DIRECTIONS
Provide an exact copy of the data, excluding the images.

Records from a dataset
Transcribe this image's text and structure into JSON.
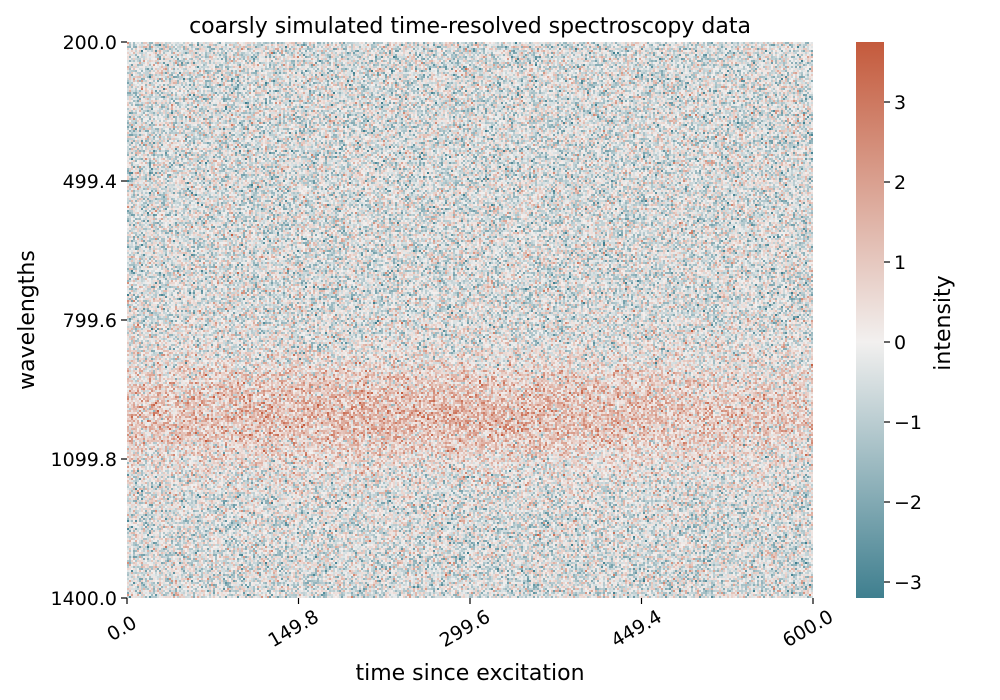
{
  "chart_data": {
    "type": "heatmap",
    "title": "coarsly simulated time-resolved spectroscopy data",
    "xlabel": "time since excitation",
    "ylabel": "wavelengths",
    "colorbar_label": "intensity",
    "x_range": [
      0.0,
      600.0
    ],
    "y_range": [
      200.0,
      1400.0
    ],
    "x_ticks": [
      "0.0",
      "149.8",
      "299.6",
      "449.4",
      "600.0"
    ],
    "y_ticks": [
      "200.0",
      "499.4",
      "799.6",
      "1099.8",
      "1400.0"
    ],
    "colorbar_range": [
      -3.2,
      3.75
    ],
    "colorbar_ticks": [
      {
        "value": 3,
        "label": "3"
      },
      {
        "value": 2,
        "label": "2"
      },
      {
        "value": 1,
        "label": "1"
      },
      {
        "value": 0,
        "label": "0"
      },
      {
        "value": -1,
        "label": "−1"
      },
      {
        "value": -2,
        "label": "−2"
      },
      {
        "value": -3,
        "label": "−3"
      }
    ],
    "colormap": {
      "low": "#3f7f8f",
      "mid": "#f2f0ef",
      "high": "#c45a3c"
    },
    "x_tick_rotation_deg": 30,
    "grid": false,
    "signal": {
      "description_free": true,
      "band_center_wavelength": 1000,
      "band_width_wavelength": 110,
      "peak_time": 250,
      "peak_intensity": 1.6,
      "background_mean": -0.3,
      "noise_std": 1.0
    }
  }
}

WORKED SOLUTION
Transcribe this image's text and structure into JSON.
{
  "chart_data": {
    "type": "heatmap",
    "title": "coarsly simulated time-resolved spectroscopy data",
    "xlabel": "time since excitation",
    "ylabel": "wavelengths",
    "colorbar_label": "intensity",
    "x_range": [
      0.0,
      600.0
    ],
    "y_range": [
      200.0,
      1400.0
    ],
    "x_ticks": [
      "0.0",
      "149.8",
      "299.6",
      "449.4",
      "600.0"
    ],
    "y_ticks": [
      "200.0",
      "499.4",
      "799.6",
      "1099.8",
      "1400.0"
    ],
    "colorbar_range": [
      -3.2,
      3.75
    ],
    "colorbar_ticks": [
      {
        "value": 3,
        "label": "3"
      },
      {
        "value": 2,
        "label": "2"
      },
      {
        "value": 1,
        "label": "1"
      },
      {
        "value": 0,
        "label": "0"
      },
      {
        "value": -1,
        "label": "−1"
      },
      {
        "value": -2,
        "label": "−2"
      },
      {
        "value": -3,
        "label": "−3"
      }
    ],
    "colormap": {
      "low": "#3f7f8f",
      "mid": "#f2f0ef",
      "high": "#c45a3c"
    },
    "x_tick_rotation_deg": 30,
    "grid": false,
    "signal": {
      "description_free": true,
      "band_center_wavelength": 1000,
      "band_width_wavelength": 110,
      "peak_time": 250,
      "peak_intensity": 1.6,
      "background_mean": -0.3,
      "noise_std": 1.0
    }
  }
}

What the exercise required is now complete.